- _Description of the task_: Repeat the whole listing exactly.

============

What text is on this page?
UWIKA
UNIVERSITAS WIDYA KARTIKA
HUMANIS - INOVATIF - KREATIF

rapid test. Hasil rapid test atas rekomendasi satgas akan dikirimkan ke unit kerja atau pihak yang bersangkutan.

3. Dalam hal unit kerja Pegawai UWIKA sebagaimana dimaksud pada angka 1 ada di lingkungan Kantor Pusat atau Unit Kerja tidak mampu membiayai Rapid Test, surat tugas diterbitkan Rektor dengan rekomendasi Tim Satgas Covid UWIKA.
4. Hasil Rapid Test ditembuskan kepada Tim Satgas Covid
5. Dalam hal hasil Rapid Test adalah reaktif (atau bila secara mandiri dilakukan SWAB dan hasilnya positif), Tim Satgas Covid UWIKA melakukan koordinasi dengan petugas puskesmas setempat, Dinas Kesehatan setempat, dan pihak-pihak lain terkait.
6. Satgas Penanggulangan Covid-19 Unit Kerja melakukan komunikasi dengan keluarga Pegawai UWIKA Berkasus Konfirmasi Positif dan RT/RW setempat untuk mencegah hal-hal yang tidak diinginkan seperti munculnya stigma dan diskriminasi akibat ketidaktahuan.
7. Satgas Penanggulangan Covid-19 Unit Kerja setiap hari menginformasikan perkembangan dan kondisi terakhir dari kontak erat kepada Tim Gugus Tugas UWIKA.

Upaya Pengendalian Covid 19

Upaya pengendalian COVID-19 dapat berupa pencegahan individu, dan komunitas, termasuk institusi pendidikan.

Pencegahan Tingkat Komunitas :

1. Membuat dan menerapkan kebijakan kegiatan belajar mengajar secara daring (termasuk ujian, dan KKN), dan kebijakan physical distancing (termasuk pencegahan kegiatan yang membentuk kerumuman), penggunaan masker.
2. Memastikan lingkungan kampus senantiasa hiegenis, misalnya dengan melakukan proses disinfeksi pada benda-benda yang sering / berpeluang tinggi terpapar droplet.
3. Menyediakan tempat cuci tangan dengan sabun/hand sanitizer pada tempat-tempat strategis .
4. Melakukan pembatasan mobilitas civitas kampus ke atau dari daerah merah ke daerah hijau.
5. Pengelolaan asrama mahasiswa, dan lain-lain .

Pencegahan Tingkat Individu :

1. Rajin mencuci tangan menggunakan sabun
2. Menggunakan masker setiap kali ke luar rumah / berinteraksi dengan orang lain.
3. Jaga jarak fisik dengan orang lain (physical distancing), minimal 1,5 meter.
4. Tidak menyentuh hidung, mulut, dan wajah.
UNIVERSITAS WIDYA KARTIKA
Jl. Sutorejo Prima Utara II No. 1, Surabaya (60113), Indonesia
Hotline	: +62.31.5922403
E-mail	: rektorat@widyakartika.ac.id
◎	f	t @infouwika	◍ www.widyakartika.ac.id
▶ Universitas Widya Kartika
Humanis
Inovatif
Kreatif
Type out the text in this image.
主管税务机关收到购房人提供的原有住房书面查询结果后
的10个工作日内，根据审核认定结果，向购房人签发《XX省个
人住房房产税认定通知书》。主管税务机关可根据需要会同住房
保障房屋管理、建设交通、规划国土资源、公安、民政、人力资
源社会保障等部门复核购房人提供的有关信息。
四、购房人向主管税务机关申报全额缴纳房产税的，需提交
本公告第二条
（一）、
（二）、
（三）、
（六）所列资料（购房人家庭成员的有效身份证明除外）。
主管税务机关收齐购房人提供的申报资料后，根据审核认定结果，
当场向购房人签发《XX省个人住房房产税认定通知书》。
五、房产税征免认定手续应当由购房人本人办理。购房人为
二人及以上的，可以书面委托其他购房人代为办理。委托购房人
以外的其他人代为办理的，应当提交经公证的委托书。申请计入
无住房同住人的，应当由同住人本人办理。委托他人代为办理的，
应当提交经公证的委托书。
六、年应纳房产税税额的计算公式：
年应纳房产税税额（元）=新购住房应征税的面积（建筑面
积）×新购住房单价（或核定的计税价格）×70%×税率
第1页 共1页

============

- _Exercise answer_:
What text is on this page?
UWIKA
UNIVERSITAS WIDYA KARTIKA
HUMANIS - INOVATIF - KREATIF

rapid test. Hasil rapid test atas rekomendasi satgas akan dikirimkan ke unit kerja atau pihak yang bersangkutan.

3. Dalam hal unit kerja Pegawai UWIKA sebagaimana dimaksud pada angka 1 ada di lingkungan Kantor Pusat atau Unit Kerja tidak mampu membiayai Rapid Test, surat tugas diterbitkan Rektor dengan rekomendasi Tim Satgas Covid UWIKA.
4. Hasil Rapid Test ditembuskan kepada Tim Satgas Covid
5. Dalam hal hasil Rapid Test adalah reaktif (atau bila secara mandiri dilakukan SWAB dan hasilnya positif), Tim Satgas Covid UWIKA melakukan koordinasi dengan petugas puskesmas setempat, Dinas Kesehatan setempat, dan pihak-pihak lain terkait.
6. Satgas Penanggulangan Covid-19 Unit Kerja melakukan komunikasi dengan keluarga Pegawai UWIKA Berkasus Konfirmasi Positif dan RT/RW setempat untuk mencegah hal-hal yang tidak diinginkan seperti munculnya stigma dan diskriminasi akibat ketidaktahuan.
7. Satgas Penanggulangan Covid-19 Unit Kerja setiap hari menginformasikan perkembangan dan kondisi terakhir dari kontak erat kepada Tim Gugus Tugas UWIKA.

Upaya Pengendalian Covid 19

Upaya pengendalian COVID-19 dapat berupa pencegahan individu, dan komunitas, termasuk institusi pendidikan.

Pencegahan Tingkat Komunitas :

1. Membuat dan menerapkan kebijakan kegiatan belajar mengajar secara daring (termasuk ujian, dan KKN), dan kebijakan physical distancing (termasuk pencegahan kegiatan yang membentuk kerumuman), penggunaan masker.
2. Memastikan lingkungan kampus senantiasa hiegenis, misalnya dengan melakukan proses disinfeksi pada benda-benda yang sering / berpeluang tinggi terpapar droplet.
3. Menyediakan tempat cuci tangan dengan sabun/hand sanitizer pada tempat-tempat strategis .
4. Melakukan pembatasan mobilitas civitas kampus ke atau dari daerah merah ke daerah hijau.
5. Pengelolaan asrama mahasiswa, dan lain-lain .

Pencegahan Tingkat Individu :

1. Rajin mencuci tangan menggunakan sabun
2. Menggunakan masker setiap kali ke luar rumah / berinteraksi dengan orang lain.
3. Jaga jarak fisik dengan orang lain (physical distancing), minimal 1,5 meter.
4. Tidak menyentuh hidung, mulut, dan wajah.
UNIVERSITAS WIDYA KARTIKA
Jl. Sutorejo Prima Utara II No. 1, Surabaya (60113), Indonesia
Hotline	: +62.31.5922403
E-mail	: rektorat@widyakartika.ac.id
◎	f	t @infouwika	◍ www.widyakartika.ac.id
▶ Universitas Widya Kartika
Humanis
Inovatif
Kreatif
Type out the text in this image.
主管税务机关收到购房人提供的原有住房书面查询结果后
的10个工作日内，根据审核认定结果，向购房人签发《XX省个
人住房房产税认定通知书》。主管税务机关可根据需要会同住房
保障房屋管理、建设交通、规划国土资源、公安、民政、人力资
源社会保障等部门复核购房人提供的有关信息。
四、购房人向主管税务机关申报全额缴纳房产税的，需提交
本公告第二条
（一）、
（二）、
（三）、
（六）所列资料（购房人家庭成员的有效身份证明除外）。
主管税务机关收齐购房人提供的申报资料后，根据审核认定结果，
当场向购房人签发《XX省个人住房房产税认定通知书》。
五、房产税征免认定手续应当由购房人本人办理。购房人为
二人及以上的，可以书面委托其他购房人代为办理。委托购房人
以外的其他人代为办理的，应当提交经公证的委托书。申请计入
无住房同住人的，应当由同住人本人办理。委托他人代为办理的，
应当提交经公证的委托书。
六、年应纳房产税税额的计算公式：
年应纳房产税税额（元）=新购住房应征税的面积（建筑面
积）×新购住房单价（或核定的计税价格）×70%×税率
第1页 共1页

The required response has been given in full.